** Begin **

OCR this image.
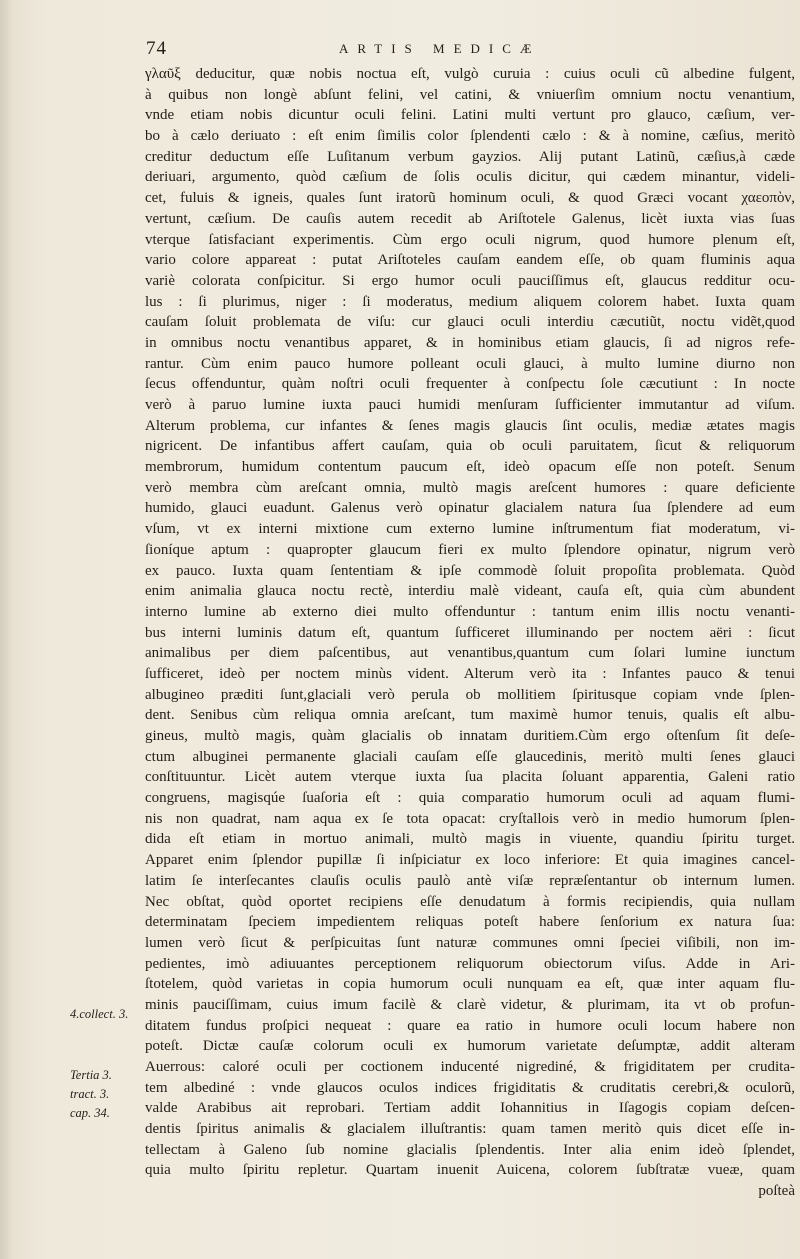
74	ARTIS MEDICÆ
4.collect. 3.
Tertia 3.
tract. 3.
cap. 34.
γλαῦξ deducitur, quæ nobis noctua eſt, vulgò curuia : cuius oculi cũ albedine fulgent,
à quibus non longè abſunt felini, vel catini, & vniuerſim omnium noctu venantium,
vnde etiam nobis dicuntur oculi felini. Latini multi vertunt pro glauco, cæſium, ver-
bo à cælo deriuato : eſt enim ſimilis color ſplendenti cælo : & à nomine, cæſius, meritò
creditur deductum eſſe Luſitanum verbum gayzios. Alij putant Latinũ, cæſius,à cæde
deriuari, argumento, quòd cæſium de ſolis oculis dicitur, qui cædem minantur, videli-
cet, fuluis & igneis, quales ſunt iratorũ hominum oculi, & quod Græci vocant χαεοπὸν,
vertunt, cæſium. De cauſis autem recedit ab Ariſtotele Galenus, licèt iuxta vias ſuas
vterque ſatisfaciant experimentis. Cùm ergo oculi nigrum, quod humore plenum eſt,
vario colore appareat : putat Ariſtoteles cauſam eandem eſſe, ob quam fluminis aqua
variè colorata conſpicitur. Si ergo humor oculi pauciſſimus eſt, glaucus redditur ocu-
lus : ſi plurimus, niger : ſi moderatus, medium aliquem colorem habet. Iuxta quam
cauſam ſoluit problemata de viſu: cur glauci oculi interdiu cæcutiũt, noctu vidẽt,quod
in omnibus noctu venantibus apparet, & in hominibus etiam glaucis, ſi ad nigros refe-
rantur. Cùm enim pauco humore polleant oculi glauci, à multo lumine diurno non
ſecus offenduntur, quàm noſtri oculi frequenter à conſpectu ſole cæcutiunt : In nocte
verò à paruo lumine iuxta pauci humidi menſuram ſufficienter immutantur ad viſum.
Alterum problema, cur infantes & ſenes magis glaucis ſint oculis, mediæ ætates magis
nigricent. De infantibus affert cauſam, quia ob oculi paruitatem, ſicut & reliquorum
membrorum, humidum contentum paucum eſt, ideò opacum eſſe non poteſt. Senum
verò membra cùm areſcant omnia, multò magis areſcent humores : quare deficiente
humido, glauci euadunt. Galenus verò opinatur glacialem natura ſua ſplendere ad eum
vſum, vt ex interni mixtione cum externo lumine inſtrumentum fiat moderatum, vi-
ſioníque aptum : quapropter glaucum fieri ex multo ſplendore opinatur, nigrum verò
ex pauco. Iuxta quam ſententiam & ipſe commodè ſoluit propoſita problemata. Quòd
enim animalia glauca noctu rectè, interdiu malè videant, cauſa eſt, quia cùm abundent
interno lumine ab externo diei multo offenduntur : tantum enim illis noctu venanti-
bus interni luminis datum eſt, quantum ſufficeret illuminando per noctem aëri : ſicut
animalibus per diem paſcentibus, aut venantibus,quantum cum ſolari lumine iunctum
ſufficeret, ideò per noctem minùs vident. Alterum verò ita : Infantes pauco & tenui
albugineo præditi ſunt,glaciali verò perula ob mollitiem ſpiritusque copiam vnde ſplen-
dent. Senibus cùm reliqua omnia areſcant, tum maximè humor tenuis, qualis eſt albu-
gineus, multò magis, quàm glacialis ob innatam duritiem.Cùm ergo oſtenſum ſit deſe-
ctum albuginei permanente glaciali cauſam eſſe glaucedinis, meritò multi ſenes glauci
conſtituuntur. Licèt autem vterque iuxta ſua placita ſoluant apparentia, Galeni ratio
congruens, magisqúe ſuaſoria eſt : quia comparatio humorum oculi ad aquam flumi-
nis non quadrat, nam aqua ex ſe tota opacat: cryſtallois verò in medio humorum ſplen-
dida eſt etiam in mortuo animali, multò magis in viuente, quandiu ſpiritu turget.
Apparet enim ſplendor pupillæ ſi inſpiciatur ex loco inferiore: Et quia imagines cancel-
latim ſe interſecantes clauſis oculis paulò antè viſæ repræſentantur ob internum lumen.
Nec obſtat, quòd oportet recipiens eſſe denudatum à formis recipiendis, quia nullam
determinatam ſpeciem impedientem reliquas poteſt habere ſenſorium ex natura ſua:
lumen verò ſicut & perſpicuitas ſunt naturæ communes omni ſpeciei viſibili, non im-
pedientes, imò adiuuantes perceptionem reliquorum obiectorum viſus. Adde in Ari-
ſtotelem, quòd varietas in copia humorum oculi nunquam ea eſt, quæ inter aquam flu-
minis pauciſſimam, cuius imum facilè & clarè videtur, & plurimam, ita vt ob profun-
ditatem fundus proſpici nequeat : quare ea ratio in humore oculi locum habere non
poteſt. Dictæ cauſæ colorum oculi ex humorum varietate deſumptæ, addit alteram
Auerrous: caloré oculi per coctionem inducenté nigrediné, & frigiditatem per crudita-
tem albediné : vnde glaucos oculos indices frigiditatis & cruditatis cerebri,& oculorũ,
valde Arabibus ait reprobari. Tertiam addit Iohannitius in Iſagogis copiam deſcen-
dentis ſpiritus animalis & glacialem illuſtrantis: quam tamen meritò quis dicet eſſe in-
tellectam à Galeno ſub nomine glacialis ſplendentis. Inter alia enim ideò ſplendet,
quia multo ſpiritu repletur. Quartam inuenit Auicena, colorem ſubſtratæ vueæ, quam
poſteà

** End **

Using the records above, find and show each line with the string "glacialem".

humido, glauci euadunt. Galenus verò opinatur glacialem natura ſua ſplendere ad eum
dentis ſpiritus animalis & glacialem illuſtrantis: quam tamen meritò quis dicet eſſe in-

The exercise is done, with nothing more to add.